→ Work to be completed:
Extract every line from the records below that contains the word "information".

Records contained in a dataset:
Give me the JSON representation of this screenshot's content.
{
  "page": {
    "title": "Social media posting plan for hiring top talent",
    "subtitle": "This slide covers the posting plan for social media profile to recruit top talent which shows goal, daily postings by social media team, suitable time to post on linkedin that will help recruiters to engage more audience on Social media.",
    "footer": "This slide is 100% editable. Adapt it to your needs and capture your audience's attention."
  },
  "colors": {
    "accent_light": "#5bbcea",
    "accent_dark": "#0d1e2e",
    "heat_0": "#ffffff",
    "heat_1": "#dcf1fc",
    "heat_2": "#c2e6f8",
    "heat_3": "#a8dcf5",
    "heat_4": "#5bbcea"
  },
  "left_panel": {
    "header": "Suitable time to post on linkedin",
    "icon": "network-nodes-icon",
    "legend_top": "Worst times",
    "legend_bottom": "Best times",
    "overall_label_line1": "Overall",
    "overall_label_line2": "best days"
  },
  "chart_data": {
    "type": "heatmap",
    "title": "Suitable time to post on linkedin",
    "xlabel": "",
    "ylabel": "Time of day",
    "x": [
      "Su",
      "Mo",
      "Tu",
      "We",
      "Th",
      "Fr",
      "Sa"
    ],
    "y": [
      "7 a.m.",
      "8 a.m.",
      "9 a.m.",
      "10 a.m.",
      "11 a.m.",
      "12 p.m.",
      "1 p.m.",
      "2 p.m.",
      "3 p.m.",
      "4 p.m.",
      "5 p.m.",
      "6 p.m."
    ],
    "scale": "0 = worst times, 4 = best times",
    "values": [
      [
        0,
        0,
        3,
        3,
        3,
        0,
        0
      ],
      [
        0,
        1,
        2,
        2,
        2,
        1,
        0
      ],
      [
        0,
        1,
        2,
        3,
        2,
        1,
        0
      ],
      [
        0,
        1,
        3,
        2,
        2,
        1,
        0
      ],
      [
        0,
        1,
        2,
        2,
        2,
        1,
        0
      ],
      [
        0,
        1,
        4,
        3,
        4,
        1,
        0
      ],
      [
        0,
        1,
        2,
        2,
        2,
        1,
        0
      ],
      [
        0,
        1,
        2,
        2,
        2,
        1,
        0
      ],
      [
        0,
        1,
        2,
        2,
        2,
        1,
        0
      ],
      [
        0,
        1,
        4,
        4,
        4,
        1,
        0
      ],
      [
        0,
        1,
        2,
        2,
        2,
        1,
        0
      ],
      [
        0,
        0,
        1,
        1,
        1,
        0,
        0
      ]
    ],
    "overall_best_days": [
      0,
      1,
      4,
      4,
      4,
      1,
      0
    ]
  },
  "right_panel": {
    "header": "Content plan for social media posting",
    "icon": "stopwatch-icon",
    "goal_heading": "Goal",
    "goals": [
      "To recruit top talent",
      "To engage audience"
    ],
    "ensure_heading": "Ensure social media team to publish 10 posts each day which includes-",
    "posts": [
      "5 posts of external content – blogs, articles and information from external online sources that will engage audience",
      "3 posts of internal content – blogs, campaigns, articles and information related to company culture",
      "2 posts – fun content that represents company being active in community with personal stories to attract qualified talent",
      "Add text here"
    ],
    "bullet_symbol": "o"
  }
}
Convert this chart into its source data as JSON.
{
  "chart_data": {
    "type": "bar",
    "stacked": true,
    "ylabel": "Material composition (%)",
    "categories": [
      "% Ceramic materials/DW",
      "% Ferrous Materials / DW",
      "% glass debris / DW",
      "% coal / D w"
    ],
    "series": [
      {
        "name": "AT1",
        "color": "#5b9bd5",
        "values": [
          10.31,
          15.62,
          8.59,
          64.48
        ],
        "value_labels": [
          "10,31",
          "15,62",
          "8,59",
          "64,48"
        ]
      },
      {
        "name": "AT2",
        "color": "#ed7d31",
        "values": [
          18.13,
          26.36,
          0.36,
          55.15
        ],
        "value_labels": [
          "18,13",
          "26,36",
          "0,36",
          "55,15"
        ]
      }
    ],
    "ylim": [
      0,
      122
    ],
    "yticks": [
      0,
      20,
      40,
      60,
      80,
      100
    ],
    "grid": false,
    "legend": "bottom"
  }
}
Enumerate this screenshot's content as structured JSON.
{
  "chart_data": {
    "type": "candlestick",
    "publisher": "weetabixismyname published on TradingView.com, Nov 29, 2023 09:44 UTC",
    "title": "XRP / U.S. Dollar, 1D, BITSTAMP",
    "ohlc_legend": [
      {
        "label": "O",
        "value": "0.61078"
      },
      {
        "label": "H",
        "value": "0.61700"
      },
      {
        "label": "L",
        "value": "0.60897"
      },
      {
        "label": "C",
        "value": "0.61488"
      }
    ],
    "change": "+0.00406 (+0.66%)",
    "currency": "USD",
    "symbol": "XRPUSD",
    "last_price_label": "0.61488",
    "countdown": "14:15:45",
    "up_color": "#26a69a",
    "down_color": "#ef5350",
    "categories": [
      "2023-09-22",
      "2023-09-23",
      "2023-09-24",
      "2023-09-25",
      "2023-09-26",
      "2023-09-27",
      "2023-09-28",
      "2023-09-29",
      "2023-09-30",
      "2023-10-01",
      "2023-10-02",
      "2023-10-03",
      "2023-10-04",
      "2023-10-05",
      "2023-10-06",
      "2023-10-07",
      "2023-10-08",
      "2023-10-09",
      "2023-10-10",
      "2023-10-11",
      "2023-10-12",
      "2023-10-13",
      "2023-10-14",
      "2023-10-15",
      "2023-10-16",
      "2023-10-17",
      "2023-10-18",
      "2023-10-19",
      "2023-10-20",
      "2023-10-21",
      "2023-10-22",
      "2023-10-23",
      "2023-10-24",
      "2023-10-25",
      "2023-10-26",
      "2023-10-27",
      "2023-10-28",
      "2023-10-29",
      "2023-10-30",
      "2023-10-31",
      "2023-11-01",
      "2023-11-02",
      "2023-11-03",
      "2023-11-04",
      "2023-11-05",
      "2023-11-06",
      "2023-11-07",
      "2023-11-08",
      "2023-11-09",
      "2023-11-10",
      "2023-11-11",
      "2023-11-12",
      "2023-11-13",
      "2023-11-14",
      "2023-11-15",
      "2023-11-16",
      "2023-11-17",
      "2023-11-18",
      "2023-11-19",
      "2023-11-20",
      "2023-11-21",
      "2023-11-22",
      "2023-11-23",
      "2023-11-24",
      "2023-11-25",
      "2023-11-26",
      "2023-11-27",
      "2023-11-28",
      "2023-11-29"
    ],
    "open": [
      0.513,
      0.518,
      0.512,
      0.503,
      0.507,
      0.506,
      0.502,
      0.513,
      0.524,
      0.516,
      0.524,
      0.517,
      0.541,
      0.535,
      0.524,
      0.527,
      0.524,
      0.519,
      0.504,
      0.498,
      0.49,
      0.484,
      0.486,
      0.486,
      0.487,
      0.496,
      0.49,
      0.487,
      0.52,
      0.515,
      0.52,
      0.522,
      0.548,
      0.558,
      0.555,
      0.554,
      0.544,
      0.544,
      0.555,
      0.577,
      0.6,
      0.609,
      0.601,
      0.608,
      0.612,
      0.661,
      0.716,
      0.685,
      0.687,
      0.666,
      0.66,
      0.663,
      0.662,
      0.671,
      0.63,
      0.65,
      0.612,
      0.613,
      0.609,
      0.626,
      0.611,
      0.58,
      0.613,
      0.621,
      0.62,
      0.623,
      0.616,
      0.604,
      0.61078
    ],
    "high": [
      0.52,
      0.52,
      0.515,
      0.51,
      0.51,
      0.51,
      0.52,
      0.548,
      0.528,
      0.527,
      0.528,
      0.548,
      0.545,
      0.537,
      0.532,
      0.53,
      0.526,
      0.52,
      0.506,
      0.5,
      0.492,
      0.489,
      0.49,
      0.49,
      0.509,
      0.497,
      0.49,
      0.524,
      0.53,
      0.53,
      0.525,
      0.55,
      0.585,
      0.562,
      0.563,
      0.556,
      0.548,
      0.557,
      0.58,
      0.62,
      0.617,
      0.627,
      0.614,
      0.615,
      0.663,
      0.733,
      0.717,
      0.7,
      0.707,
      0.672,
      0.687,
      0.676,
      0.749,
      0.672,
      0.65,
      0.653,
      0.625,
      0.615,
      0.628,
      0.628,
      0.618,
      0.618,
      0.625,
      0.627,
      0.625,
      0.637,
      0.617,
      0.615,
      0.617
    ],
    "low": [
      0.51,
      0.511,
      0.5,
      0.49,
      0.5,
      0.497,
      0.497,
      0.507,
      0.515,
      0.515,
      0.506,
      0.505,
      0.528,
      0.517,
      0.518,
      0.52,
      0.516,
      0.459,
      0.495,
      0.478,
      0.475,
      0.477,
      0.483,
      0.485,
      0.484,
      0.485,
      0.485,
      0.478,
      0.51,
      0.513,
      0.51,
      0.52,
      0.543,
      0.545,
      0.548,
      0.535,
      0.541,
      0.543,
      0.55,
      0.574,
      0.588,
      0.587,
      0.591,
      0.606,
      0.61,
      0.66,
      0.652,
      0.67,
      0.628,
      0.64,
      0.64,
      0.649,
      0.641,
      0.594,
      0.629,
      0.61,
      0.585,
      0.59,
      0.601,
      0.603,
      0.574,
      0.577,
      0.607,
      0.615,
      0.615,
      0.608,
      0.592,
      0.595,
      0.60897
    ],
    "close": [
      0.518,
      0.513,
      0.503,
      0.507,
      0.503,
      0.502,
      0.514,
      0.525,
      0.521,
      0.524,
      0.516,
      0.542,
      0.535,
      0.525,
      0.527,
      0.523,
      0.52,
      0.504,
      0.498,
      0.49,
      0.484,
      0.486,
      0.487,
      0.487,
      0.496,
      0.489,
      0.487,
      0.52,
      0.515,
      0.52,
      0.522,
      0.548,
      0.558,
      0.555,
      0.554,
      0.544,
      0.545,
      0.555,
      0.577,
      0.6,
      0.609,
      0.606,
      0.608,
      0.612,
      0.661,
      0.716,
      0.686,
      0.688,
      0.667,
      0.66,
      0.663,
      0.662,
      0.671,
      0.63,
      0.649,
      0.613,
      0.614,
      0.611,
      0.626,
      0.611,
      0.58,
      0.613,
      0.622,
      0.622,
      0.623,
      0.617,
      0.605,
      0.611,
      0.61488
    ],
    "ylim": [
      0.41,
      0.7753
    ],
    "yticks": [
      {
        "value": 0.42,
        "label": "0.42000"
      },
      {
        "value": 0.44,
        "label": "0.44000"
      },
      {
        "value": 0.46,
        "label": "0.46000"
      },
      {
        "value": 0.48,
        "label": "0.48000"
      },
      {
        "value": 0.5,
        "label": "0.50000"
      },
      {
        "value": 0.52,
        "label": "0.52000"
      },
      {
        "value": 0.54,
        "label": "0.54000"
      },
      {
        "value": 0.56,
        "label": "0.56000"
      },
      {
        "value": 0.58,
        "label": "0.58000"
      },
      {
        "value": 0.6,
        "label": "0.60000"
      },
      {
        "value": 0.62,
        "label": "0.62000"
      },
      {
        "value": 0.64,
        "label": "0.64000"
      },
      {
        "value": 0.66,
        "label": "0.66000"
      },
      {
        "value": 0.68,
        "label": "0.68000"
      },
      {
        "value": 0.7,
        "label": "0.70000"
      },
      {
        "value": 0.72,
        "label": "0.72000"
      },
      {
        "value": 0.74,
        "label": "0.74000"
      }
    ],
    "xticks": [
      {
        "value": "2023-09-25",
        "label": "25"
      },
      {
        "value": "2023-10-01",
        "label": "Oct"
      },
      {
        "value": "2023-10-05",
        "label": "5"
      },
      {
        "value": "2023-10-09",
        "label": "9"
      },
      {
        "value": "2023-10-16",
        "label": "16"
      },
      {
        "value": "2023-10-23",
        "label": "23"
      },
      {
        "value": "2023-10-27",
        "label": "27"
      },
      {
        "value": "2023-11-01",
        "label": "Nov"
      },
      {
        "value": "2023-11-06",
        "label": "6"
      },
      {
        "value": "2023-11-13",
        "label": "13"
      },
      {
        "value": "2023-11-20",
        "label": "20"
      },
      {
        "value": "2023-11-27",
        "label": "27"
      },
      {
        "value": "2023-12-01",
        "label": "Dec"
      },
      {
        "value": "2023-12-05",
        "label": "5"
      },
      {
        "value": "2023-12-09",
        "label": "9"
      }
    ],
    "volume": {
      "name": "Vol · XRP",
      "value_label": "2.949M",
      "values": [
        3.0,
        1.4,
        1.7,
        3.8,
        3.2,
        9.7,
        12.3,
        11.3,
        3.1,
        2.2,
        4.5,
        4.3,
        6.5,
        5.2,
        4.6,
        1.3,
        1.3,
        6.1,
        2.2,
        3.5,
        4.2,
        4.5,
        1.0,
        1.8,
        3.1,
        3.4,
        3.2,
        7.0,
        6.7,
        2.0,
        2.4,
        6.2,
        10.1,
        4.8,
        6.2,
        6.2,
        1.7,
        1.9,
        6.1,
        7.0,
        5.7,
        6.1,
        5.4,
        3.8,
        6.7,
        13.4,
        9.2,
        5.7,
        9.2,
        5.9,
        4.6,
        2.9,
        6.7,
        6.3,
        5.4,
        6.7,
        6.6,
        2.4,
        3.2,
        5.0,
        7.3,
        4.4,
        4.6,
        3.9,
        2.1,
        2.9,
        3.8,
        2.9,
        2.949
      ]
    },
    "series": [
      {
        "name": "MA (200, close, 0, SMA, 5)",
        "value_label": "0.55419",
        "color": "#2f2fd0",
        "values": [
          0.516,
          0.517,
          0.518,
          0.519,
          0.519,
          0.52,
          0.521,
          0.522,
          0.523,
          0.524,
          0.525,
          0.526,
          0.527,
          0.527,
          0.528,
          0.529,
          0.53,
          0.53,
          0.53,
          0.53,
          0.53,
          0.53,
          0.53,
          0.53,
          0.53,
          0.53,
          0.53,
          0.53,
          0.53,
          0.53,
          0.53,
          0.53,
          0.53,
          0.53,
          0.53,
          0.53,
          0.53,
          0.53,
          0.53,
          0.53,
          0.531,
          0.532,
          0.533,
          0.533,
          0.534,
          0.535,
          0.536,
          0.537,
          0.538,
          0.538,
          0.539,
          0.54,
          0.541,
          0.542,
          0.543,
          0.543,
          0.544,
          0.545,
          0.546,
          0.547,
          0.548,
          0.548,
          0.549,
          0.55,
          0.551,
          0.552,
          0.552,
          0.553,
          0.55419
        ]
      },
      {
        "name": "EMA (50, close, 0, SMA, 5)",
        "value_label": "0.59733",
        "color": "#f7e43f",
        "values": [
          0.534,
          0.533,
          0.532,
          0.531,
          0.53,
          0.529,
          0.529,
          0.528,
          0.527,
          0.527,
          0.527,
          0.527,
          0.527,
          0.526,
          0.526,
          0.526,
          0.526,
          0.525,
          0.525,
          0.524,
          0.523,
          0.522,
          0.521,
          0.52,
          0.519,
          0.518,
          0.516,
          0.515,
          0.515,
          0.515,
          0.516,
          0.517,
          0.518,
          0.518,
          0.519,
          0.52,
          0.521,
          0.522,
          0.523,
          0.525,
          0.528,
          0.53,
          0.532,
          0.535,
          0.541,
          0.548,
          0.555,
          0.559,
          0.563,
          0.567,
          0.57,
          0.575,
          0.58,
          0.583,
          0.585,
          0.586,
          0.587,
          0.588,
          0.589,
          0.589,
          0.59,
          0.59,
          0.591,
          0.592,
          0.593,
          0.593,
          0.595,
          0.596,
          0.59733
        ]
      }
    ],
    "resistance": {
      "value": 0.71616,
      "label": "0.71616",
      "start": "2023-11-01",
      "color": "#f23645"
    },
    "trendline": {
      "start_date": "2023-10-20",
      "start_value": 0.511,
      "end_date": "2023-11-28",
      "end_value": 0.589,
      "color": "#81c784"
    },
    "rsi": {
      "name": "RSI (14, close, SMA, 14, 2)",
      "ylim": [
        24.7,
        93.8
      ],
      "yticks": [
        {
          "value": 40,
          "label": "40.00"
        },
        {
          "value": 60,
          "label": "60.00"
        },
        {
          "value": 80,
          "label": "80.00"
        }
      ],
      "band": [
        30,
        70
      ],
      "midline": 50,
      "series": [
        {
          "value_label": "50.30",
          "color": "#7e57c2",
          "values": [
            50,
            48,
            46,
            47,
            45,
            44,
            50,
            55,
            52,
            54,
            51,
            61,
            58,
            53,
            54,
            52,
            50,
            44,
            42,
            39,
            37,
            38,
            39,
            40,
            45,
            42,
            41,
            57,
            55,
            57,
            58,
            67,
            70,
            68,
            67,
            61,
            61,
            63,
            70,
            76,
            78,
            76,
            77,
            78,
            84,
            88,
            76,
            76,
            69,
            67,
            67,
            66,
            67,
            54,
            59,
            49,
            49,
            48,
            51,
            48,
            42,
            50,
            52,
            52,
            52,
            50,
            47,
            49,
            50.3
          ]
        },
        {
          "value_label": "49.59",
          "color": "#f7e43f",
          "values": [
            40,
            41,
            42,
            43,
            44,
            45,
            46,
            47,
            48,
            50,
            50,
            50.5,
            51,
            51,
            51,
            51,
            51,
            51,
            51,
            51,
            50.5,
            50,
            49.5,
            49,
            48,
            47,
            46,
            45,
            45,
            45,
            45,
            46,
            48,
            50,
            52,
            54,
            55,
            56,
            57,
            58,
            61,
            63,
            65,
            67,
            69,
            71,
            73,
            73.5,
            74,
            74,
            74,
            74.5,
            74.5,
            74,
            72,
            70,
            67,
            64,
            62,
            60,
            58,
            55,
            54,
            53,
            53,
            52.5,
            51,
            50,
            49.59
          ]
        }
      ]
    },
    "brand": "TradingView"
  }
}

→ Task response:
      "5 posts of external content – blogs, articles and information from external online sources that will engage audience",
      "3 posts of internal content – blogs, campaigns, articles and information related to company culture",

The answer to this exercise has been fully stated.